┏━━

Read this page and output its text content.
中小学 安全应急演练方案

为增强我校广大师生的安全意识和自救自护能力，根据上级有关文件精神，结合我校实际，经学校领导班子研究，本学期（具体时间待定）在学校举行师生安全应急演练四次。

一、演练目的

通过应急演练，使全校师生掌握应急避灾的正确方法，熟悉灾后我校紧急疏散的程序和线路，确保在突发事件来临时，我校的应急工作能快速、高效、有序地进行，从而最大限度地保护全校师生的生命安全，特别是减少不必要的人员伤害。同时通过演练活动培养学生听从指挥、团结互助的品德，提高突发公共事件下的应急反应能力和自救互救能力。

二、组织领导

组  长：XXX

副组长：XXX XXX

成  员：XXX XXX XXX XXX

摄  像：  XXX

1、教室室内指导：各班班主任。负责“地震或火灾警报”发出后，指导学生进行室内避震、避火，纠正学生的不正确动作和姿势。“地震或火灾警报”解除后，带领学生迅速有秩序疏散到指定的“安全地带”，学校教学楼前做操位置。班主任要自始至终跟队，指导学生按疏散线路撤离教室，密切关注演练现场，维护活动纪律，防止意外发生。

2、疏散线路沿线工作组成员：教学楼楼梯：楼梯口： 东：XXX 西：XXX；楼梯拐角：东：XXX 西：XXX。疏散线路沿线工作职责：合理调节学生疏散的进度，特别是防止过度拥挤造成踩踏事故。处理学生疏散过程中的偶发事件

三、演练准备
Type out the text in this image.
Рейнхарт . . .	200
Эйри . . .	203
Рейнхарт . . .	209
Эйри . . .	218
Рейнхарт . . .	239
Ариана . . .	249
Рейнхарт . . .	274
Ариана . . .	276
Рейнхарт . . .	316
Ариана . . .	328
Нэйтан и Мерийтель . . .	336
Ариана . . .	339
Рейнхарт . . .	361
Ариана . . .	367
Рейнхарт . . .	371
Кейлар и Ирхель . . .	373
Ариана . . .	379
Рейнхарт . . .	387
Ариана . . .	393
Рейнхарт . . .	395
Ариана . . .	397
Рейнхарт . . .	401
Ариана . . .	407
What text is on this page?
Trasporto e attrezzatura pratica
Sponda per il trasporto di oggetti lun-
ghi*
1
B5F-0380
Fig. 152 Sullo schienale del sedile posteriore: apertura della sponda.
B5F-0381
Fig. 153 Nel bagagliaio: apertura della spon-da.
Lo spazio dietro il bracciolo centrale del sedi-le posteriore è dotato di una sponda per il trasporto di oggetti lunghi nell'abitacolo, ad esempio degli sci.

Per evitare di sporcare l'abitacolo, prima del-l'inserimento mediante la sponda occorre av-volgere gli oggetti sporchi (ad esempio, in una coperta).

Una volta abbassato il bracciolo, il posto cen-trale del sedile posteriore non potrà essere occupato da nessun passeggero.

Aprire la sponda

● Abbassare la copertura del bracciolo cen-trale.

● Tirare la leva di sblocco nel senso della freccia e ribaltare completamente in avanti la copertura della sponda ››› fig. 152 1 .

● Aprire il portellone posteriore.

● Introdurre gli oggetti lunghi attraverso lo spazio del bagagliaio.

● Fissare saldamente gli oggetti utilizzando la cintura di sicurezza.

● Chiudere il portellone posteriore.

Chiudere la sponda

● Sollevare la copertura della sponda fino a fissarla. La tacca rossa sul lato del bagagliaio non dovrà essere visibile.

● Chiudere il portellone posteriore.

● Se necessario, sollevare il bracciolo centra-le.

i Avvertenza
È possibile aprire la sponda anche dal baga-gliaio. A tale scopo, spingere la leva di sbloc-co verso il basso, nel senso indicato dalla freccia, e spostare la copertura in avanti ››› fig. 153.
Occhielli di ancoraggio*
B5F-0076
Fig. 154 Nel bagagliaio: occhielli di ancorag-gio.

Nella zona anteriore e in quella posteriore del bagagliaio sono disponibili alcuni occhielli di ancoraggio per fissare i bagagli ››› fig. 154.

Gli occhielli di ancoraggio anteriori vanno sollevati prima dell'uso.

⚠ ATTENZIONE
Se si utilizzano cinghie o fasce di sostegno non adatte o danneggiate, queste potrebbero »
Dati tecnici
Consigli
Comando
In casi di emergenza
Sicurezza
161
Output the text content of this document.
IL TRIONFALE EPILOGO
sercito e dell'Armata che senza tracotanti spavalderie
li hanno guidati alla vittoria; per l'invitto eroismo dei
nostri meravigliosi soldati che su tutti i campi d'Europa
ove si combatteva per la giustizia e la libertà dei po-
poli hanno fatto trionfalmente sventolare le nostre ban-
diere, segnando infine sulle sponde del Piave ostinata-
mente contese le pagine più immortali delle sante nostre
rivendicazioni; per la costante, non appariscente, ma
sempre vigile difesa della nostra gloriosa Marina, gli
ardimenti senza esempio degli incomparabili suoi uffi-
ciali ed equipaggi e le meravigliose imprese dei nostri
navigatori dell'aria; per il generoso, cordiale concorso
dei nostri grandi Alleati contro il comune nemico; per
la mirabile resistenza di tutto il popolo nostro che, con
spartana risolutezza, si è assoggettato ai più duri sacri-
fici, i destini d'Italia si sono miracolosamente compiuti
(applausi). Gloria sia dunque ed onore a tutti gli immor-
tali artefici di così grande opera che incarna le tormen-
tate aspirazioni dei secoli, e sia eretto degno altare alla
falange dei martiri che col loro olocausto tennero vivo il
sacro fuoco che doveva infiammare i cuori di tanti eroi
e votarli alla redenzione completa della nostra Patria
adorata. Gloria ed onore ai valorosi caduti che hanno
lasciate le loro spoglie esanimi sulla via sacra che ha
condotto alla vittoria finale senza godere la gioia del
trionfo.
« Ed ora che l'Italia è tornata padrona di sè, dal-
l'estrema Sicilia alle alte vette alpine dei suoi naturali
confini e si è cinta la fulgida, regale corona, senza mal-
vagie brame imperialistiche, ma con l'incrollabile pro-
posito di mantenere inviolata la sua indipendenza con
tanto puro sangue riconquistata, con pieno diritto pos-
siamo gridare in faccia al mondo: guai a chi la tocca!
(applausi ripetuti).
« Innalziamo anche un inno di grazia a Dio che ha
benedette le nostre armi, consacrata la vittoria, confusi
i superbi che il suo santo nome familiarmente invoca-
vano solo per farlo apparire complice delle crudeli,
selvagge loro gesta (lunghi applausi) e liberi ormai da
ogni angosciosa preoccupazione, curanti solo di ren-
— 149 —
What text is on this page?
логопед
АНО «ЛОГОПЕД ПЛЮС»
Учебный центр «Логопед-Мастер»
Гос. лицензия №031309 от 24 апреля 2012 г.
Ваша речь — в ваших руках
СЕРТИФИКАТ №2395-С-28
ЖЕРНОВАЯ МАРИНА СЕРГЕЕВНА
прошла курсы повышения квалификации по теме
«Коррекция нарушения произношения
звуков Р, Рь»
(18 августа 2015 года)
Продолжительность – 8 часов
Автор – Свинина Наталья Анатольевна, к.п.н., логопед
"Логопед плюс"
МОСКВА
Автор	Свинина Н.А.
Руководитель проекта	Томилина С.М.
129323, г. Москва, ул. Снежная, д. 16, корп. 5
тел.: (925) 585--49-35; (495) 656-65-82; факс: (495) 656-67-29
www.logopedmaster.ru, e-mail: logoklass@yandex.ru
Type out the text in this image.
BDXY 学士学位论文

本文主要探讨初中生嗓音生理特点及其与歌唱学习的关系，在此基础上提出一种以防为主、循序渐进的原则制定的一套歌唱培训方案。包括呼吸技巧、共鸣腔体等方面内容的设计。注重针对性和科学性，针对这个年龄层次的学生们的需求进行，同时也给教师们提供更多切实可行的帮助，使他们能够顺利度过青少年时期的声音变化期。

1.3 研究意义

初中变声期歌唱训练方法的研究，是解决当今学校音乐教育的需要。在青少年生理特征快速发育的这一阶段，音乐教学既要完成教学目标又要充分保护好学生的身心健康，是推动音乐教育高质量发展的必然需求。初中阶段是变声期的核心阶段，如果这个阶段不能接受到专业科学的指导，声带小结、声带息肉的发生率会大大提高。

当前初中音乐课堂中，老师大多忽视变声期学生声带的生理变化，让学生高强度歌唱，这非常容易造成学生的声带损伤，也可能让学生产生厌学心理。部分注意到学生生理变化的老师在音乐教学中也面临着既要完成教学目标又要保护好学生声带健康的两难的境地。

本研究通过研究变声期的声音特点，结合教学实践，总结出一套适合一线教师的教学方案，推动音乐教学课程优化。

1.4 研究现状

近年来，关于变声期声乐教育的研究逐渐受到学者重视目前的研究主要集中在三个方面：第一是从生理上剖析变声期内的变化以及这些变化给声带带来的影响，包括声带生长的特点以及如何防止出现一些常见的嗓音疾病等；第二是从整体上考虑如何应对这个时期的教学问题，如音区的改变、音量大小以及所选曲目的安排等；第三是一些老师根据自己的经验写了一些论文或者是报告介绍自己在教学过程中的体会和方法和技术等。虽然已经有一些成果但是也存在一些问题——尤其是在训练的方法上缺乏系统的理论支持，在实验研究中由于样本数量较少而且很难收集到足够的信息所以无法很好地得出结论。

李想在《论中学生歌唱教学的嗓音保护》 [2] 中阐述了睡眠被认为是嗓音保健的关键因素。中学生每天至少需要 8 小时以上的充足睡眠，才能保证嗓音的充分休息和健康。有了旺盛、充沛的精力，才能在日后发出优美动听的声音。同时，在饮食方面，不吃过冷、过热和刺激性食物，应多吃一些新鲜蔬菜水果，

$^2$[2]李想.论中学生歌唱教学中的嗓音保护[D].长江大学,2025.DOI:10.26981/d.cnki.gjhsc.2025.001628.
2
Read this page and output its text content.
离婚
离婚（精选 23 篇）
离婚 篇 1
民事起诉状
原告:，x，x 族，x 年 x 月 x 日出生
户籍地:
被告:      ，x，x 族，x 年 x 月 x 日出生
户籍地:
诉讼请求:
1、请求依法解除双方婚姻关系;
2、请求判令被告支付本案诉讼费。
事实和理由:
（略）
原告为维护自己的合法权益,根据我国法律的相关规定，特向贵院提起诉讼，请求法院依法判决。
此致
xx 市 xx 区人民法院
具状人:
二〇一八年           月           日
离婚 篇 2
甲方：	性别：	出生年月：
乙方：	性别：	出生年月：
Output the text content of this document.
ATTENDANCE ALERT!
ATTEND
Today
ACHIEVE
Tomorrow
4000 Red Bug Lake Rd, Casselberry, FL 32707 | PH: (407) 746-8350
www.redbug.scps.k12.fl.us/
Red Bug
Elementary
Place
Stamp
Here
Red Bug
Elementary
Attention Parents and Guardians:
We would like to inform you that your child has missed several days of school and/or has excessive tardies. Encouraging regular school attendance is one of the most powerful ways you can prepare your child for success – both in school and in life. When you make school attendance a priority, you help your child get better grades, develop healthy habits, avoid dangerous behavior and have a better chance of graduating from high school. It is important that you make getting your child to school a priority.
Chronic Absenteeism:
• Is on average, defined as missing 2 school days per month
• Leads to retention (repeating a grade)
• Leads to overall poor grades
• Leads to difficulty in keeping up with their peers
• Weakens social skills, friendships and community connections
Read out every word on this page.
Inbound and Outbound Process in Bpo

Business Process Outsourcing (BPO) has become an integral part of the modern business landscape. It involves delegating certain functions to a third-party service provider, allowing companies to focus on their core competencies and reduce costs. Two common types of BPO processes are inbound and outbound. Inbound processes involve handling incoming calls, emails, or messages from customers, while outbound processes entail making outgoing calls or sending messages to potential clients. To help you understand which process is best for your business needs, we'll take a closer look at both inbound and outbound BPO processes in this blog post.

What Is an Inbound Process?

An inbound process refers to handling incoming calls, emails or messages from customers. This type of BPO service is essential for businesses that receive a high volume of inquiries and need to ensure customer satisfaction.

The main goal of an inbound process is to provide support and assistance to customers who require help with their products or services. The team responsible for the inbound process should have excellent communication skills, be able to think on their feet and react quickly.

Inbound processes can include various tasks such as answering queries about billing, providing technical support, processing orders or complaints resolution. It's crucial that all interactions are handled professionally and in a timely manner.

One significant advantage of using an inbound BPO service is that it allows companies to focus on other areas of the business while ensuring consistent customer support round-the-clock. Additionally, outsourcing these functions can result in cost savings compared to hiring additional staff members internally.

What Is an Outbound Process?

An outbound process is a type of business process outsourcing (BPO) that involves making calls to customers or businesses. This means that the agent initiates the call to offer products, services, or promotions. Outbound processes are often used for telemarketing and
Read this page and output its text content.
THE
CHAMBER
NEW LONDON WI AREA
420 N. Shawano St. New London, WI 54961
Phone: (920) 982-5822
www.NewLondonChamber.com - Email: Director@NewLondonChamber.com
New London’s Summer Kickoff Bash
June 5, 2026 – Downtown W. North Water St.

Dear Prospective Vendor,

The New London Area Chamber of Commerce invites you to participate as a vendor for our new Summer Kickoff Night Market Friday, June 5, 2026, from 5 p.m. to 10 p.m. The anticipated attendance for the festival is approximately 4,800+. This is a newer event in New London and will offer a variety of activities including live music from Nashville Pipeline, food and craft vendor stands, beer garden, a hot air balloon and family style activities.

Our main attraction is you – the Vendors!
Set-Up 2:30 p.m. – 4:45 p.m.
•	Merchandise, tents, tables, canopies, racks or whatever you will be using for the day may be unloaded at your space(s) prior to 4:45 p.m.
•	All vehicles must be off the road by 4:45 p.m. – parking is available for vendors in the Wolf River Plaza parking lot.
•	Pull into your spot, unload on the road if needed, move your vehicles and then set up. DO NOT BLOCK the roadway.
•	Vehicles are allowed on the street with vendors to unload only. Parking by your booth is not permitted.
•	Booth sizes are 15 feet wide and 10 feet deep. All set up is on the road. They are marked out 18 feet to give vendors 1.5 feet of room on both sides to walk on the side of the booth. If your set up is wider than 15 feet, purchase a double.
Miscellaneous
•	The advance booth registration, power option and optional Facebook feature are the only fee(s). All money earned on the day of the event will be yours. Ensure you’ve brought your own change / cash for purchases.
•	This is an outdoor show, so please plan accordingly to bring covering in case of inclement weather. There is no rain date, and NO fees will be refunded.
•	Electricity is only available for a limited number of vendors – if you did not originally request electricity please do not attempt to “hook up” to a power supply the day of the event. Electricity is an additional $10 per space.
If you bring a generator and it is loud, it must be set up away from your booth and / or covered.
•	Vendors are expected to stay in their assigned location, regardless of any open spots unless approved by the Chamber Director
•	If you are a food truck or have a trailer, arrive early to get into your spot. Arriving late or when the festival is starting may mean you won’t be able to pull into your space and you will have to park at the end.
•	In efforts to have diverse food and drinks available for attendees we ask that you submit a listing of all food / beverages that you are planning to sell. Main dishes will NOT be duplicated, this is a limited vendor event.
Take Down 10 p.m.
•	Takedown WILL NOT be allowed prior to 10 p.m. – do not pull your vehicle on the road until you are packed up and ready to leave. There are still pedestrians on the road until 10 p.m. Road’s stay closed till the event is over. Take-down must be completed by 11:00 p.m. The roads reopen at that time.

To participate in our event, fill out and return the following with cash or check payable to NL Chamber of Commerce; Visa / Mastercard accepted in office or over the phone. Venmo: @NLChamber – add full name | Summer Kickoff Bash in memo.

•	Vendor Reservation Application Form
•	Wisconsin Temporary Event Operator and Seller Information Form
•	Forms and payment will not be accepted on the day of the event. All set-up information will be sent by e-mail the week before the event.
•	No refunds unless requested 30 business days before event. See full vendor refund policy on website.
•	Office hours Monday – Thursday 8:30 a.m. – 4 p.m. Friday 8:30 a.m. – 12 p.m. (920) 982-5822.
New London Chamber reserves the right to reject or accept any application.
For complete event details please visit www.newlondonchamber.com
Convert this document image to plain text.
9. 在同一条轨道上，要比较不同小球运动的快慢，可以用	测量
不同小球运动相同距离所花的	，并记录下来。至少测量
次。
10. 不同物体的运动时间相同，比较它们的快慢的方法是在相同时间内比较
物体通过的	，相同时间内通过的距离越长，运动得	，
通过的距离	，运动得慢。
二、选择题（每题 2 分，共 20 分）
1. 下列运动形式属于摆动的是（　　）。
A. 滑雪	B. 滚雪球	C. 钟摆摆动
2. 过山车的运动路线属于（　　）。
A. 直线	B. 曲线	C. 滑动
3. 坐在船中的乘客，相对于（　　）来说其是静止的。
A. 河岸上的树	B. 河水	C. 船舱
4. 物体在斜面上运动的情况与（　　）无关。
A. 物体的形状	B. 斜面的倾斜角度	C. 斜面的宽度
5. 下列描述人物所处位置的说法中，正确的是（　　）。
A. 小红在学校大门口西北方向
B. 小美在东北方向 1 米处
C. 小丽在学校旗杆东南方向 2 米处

┗━━

» Do this
Report each line of the material above where the word "esempio" appears.

» Response below
Lo spazio dietro il bracciolo centrale del sedi-le posteriore è dotato di una sponda per il trasporto di oggetti lunghi nell'abitacolo, ad esempio degli sci.
Per evitare di sporcare l'abitacolo, prima del-l'inserimento mediante la sponda occorre av-volgere gli oggetti sporchi (ad esempio, in una coperta).
ardimenti senza esempio degli incomparabili suoi uffi-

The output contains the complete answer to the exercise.